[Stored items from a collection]
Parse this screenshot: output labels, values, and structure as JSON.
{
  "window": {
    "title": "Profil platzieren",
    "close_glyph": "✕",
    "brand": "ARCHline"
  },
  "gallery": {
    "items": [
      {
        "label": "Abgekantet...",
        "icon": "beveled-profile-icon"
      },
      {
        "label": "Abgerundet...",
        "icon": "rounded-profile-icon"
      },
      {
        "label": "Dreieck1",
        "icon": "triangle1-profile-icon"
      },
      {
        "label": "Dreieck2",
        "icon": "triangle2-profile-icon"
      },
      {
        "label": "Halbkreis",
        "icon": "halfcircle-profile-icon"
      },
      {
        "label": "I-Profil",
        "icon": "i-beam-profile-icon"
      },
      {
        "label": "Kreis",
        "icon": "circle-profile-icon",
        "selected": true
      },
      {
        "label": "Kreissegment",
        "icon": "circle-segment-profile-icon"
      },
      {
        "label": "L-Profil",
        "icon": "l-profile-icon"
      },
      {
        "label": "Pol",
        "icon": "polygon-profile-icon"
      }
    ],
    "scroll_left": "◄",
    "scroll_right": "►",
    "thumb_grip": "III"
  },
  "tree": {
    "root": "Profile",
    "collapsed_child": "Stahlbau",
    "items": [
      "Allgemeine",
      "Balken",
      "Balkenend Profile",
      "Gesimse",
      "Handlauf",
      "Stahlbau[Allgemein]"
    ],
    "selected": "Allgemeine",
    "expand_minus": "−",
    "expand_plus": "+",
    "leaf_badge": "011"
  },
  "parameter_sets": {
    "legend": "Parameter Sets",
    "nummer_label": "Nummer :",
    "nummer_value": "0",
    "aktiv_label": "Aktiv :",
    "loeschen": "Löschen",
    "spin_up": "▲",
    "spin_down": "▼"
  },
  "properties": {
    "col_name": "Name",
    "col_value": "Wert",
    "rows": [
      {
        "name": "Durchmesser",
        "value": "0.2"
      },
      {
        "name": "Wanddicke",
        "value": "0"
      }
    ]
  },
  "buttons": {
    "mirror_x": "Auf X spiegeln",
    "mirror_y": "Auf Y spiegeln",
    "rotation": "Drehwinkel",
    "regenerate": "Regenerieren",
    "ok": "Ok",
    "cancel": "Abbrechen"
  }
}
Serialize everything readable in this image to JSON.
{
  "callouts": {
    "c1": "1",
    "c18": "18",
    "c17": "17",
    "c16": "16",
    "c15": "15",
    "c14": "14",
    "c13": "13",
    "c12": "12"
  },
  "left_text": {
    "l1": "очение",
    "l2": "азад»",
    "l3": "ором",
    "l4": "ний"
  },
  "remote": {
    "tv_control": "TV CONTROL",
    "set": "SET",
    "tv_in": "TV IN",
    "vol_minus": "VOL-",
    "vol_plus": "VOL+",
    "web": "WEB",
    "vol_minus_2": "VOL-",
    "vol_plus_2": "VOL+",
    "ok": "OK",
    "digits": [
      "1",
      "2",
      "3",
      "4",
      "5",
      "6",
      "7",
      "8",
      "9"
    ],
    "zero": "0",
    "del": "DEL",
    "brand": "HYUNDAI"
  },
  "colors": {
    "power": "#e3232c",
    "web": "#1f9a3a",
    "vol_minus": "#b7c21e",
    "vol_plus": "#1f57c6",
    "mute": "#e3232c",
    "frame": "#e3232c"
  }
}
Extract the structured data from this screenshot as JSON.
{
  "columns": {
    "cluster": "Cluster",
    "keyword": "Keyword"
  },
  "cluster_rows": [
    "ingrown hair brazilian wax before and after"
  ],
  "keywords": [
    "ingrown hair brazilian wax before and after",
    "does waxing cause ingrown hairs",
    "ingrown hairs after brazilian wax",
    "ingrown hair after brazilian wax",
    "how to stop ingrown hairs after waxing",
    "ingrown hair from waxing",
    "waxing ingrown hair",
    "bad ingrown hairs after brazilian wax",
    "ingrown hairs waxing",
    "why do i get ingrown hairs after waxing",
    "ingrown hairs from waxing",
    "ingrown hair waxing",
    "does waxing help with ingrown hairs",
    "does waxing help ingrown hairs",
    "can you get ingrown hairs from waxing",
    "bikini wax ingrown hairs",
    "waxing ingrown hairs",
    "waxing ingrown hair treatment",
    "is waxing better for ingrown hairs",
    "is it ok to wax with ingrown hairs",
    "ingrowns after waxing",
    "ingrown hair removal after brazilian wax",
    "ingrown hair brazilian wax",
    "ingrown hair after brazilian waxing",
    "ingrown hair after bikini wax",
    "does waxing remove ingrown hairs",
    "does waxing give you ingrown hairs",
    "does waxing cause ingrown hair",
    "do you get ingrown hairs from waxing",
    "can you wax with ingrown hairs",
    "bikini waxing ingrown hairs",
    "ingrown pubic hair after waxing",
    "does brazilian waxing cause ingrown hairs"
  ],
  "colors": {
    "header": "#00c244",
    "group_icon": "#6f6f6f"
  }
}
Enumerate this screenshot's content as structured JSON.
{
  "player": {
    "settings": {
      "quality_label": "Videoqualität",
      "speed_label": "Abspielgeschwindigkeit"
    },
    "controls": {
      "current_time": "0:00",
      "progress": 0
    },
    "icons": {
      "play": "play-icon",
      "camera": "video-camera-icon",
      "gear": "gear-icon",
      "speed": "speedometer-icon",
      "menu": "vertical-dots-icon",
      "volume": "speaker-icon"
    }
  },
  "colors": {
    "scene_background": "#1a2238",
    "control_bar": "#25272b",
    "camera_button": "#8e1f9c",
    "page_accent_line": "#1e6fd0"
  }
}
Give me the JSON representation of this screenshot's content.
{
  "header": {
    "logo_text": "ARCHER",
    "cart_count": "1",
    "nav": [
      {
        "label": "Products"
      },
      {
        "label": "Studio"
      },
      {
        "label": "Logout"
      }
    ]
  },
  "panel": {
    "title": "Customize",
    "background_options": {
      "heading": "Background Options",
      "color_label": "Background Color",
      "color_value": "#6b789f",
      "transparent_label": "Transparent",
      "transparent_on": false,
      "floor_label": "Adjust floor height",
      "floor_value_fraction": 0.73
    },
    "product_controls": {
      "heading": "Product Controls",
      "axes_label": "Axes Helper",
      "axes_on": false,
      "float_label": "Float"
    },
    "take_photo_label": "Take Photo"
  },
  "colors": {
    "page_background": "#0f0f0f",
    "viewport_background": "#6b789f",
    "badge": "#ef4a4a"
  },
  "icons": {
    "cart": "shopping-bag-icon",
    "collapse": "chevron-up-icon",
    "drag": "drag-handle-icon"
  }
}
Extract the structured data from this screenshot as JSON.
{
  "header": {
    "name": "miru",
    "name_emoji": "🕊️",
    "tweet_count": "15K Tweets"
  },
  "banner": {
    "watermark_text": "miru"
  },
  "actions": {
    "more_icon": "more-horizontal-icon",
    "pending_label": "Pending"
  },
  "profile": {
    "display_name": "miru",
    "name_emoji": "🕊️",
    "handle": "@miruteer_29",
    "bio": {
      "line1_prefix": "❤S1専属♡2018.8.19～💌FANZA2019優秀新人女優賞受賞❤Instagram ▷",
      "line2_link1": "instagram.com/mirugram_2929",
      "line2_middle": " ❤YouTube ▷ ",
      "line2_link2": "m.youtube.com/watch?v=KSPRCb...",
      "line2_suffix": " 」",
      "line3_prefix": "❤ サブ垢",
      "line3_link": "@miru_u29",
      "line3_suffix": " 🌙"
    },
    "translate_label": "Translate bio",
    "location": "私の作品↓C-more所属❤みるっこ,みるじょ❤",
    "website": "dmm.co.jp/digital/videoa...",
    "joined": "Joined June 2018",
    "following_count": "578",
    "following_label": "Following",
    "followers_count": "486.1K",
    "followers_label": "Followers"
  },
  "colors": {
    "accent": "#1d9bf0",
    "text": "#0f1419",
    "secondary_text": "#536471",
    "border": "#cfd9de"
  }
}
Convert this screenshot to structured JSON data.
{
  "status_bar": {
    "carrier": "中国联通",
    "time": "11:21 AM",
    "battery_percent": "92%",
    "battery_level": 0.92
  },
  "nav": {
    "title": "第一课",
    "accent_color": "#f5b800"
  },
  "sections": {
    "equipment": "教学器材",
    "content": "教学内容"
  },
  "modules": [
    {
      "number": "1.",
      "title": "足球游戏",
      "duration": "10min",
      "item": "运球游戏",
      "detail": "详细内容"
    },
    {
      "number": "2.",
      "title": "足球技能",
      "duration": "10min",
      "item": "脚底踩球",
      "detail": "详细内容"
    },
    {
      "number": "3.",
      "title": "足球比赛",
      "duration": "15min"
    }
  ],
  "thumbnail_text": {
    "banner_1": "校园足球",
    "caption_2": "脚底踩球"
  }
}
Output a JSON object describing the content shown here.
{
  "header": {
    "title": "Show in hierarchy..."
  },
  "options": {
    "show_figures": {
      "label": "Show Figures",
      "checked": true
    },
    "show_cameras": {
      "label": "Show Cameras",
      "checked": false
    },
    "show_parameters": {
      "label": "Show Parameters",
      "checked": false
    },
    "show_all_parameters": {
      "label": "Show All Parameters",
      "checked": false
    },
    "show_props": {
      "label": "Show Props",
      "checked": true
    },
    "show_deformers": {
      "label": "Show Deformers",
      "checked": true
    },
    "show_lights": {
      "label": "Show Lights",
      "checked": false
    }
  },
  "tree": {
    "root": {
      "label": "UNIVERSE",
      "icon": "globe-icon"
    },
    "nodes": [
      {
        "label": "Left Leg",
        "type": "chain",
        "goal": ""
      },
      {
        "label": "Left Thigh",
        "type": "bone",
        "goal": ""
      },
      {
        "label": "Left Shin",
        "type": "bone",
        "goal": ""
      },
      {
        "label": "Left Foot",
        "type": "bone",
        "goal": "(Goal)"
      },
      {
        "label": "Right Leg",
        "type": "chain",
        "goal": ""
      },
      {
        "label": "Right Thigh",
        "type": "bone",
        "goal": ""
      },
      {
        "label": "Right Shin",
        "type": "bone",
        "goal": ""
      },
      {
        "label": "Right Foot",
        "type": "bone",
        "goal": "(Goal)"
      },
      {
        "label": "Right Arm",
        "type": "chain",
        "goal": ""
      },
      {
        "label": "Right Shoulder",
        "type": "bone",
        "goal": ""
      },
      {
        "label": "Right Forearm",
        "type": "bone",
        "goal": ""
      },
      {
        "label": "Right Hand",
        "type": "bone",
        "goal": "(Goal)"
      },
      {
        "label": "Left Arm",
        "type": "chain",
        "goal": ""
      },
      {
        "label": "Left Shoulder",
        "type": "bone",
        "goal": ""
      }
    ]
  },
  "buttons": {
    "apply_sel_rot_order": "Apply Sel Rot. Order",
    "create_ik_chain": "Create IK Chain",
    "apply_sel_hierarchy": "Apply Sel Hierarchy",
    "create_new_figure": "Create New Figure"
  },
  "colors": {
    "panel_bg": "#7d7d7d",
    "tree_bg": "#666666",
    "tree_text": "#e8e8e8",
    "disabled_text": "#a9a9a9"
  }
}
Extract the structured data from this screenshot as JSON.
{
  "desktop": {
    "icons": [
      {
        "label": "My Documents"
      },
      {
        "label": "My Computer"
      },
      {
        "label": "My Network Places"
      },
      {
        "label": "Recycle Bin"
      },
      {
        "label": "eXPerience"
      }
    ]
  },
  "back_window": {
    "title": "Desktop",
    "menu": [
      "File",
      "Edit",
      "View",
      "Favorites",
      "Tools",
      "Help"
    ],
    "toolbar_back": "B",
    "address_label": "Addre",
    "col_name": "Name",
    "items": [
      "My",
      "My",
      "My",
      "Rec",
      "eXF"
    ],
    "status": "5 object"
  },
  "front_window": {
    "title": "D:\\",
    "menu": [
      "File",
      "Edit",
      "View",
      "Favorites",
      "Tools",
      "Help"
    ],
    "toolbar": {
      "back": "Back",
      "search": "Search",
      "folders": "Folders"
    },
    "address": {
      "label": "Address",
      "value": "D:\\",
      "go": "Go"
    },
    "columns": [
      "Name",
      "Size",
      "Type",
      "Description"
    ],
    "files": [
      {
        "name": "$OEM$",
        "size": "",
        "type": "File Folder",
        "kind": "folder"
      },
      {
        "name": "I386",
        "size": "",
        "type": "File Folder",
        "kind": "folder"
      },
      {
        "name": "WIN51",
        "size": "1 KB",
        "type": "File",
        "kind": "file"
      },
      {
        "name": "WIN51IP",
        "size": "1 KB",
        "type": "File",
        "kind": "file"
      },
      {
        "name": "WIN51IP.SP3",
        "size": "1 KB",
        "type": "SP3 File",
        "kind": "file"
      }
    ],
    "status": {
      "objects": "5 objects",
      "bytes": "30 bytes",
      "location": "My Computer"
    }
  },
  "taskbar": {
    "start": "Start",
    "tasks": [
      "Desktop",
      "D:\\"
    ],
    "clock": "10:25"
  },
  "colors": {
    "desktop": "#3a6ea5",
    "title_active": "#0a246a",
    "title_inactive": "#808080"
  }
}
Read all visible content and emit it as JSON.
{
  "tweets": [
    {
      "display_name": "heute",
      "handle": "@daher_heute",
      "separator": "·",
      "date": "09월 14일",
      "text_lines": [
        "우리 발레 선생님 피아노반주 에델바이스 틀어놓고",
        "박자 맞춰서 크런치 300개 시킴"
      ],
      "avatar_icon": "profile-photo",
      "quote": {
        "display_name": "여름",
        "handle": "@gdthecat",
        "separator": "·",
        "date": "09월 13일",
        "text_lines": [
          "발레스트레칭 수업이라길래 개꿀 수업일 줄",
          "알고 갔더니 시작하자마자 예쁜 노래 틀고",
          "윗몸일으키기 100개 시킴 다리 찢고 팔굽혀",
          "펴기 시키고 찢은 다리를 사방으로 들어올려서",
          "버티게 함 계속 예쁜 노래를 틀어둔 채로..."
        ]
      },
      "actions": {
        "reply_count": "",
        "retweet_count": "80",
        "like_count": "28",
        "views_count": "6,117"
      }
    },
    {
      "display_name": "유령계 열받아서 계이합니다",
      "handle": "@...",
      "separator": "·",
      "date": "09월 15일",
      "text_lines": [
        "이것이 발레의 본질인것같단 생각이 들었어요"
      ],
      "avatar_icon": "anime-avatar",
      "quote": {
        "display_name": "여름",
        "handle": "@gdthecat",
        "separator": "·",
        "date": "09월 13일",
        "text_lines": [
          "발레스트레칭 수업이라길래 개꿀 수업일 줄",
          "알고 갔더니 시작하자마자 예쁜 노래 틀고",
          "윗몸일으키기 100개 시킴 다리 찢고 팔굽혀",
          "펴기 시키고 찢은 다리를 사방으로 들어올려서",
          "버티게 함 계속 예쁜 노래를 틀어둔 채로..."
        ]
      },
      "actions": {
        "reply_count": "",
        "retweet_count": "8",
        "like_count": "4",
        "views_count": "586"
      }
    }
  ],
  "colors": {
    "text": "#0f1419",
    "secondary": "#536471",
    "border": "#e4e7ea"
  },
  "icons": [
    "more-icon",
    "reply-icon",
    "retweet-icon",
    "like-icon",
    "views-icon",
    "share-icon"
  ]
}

■ Written exercise ■
Look through the entries above and report the number of lines that contain "Computer". Write only the number.

■ Complete answer ■
2